What is expected: Continue the text on freeze-supported adit construction, picking up right after its final sentence about hooking each invert freeze pipe into the header.

Text block:
★ ★ ★
Brine, as the freeze medium, was circulated via a utility trench to all three sites from the central freeze plant located within the Channing Street site. The brine had an initial temperature of –29 °C (-27 °F) going out and typically returning around –27 °C (-16.6 °F), with a warming of about 2 °C (35 °F). Freeze formation of the three adits, in order to generate the required freeze boundary with predefined properties, took between 40 and 60 days and was confirmed via temperature-monitoring pipes with thermocouples at various depth intervals that were read automatically.

Convergence monitoring in the SEM excavation was installed to verify proposed excavation length and initial support measures to allow possible adjustments during excavation.

V Street adit construction. The V Street adit (VS-A), which was the largest of the headings to be excavated, was the first adit to be constructed. The drop shaft size limited the equipment selection due to size constraints. The physical constraints required that the adit be excavated with a heading and bench excavation (Fig. 4). The top heading cross section was excavated at a 4.2 m (14 ft) height for the full length of the adit. Once the shotcrete initial liner was installed, the bench was excavated to the full 6 m (20 ft) cross section.

Vertical freeze pipes were installed to accelerate the overall schedule of adit construction, as well as facilitating ground support for the North Capital Street Diversion Chamber, directly above the adit that was being excavated concurrently with adit construction. The vertical freeze pipes were activated as the final liner of the drop shaft was being constructed. This saved more than six weeks of schedule as the freeze was able to be developed during the lining process. Excavation of the adit began as soon as the cast-in-place liner of the 7 m (23 ft) diameter V Street Drop Shaft was complete. The SEM was developed for the first 2.2 m (7.5 ft) using a Brokk 400 electric demolition robot with an Atlas Copco SB552 hydraulic hammer. The first two lattice girder arch sections were installed and shotcreted to full lining thickness. The excavation duration in the top heading dictated that the freeze pipes be re-established both on the crown and in the bench excavation to maintain the freeze temperatures (Fig. 5). A separate glycol freeze unit was set up onsite and a header was installed down the shaft into the adit. Each invert freeze pipe was hooked into this header once it was cut out of the top heading cross section (Fig. 6).
★ ★ ★
Listed entries:
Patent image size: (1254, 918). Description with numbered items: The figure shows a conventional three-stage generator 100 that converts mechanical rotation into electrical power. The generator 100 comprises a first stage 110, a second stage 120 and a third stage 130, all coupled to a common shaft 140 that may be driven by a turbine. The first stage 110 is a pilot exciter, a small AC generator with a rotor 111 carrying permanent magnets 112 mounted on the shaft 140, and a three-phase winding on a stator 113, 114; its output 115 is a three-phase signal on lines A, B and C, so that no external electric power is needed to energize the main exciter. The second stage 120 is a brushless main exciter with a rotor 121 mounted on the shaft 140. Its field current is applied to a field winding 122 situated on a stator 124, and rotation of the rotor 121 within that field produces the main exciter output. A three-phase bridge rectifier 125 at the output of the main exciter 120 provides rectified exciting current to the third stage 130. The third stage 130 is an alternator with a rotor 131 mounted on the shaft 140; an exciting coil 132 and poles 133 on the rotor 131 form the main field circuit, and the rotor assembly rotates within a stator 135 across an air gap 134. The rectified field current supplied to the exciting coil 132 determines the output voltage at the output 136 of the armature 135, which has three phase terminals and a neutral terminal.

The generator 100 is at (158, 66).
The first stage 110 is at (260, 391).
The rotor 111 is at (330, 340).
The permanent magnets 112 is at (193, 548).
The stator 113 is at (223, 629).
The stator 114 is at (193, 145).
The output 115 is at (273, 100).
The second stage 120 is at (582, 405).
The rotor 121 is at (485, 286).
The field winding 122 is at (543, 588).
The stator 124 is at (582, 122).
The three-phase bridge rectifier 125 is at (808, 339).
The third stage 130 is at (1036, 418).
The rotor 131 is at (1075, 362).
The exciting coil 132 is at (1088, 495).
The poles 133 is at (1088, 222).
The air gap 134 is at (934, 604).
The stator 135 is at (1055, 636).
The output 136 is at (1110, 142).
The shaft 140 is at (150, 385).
★ ★ ★
Reply:
Once the initial heading was developed with the Brokk 400, an Antraquip AQM 150 roadheader was selected for excavation of the remainder of the adit. A skidsteer was used to tram the muck from the conveyor to the shaft. Excavation progressed by excavating 1.2 m (4 ft) of total cross section, installing the lattice girder, wire mesh and shotcrete. Both dry and wet shotcrete were tested and approved for use in the adits, but due to low sprayed shotcrete quantities and advantages in timely supply, dry shotcrete was selected for the initial support. The small size of the site and concurrent excavations on the site dictated that the shotcrete setup had to be set up and torn down each shotcrete cycle. Quickcrete 5,000 psi shotcrete was the supplied mix with 3 percent dry accelerator premixed into the super sacks. A silo and Putzmeister GM 060 were used for the shotcrete plant.

Street adit freeze pipe layout.

FIG.5-Street adit freeze pipe layout.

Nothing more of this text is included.